*STORED RECORDS*:
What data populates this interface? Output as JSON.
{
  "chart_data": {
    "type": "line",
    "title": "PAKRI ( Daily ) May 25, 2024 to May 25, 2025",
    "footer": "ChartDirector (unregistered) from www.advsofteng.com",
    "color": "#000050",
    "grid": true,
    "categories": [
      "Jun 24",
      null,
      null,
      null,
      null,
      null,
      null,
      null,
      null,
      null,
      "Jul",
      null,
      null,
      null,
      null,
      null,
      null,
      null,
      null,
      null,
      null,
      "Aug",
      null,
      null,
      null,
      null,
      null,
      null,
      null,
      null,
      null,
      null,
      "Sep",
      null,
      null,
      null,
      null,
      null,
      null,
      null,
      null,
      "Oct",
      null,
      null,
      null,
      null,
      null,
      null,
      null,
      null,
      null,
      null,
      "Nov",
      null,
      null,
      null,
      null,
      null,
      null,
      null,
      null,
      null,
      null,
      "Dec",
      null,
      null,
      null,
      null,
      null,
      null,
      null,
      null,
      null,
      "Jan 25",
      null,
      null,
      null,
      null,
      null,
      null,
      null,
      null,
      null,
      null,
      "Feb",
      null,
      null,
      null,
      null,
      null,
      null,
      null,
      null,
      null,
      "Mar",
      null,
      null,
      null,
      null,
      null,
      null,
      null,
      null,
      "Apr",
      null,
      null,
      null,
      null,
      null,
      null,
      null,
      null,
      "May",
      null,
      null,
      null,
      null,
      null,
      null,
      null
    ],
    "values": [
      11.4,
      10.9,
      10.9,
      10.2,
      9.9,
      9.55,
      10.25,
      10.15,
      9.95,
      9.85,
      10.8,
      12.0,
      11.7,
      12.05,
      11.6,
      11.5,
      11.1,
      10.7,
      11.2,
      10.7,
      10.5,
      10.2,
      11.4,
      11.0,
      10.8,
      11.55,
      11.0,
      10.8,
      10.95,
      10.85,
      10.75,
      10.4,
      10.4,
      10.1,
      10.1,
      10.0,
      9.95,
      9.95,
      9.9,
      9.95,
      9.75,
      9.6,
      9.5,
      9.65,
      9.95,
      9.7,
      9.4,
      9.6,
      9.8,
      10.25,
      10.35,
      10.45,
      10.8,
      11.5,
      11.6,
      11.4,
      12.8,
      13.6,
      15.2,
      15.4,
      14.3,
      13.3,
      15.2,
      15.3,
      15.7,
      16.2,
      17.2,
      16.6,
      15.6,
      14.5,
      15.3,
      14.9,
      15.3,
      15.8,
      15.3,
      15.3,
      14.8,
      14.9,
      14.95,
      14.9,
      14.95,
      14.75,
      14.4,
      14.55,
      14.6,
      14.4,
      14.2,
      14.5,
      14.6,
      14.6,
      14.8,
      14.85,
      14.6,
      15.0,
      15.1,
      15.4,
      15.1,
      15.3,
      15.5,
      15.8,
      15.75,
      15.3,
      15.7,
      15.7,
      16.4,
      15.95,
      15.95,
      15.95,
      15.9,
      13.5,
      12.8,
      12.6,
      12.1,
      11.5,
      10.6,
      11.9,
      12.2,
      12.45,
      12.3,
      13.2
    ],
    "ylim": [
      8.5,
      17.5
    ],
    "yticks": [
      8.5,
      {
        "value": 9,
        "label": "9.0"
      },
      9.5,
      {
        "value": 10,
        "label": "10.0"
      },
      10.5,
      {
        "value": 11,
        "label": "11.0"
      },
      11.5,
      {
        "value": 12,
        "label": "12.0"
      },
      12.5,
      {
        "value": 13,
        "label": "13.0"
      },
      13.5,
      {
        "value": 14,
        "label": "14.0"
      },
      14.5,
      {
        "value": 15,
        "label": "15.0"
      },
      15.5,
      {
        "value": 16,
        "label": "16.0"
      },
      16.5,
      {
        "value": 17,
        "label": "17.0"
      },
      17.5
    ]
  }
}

...

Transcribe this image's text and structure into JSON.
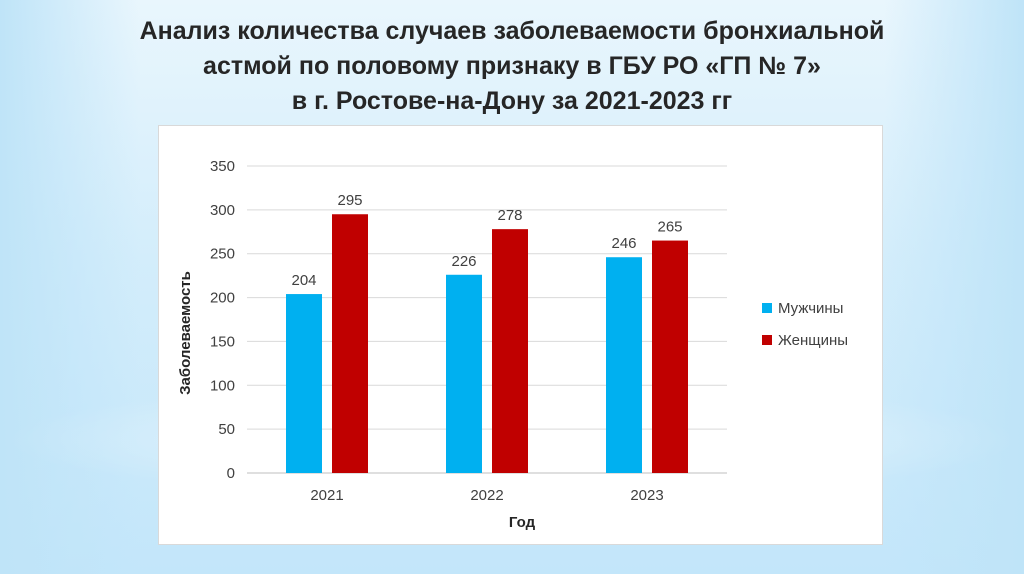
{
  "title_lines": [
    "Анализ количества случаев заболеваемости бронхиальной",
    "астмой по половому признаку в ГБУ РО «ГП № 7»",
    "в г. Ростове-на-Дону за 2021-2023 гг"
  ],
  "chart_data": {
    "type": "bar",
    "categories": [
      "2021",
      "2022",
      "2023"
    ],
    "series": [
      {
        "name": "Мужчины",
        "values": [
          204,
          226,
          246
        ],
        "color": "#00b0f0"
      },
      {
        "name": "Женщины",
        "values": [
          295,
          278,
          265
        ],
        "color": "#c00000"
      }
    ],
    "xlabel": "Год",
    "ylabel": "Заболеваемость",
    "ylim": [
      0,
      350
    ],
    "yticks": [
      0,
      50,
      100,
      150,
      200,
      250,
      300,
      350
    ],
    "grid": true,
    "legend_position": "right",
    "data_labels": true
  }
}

---

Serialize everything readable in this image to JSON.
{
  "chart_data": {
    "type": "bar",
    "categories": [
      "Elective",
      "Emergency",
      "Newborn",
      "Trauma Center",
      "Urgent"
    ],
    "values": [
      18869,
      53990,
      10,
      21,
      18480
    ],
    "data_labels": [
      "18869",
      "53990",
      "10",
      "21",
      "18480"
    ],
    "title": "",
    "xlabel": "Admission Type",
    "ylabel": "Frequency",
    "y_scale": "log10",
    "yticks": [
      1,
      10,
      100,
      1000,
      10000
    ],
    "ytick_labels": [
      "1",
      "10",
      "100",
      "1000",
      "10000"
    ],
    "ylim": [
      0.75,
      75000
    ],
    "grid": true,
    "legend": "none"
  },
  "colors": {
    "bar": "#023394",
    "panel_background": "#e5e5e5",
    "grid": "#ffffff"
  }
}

*WRITTEN TASK*: From the data above, work out how many lines hold "image". Answer with the number alone.

*EXERCISE RESULT*: 2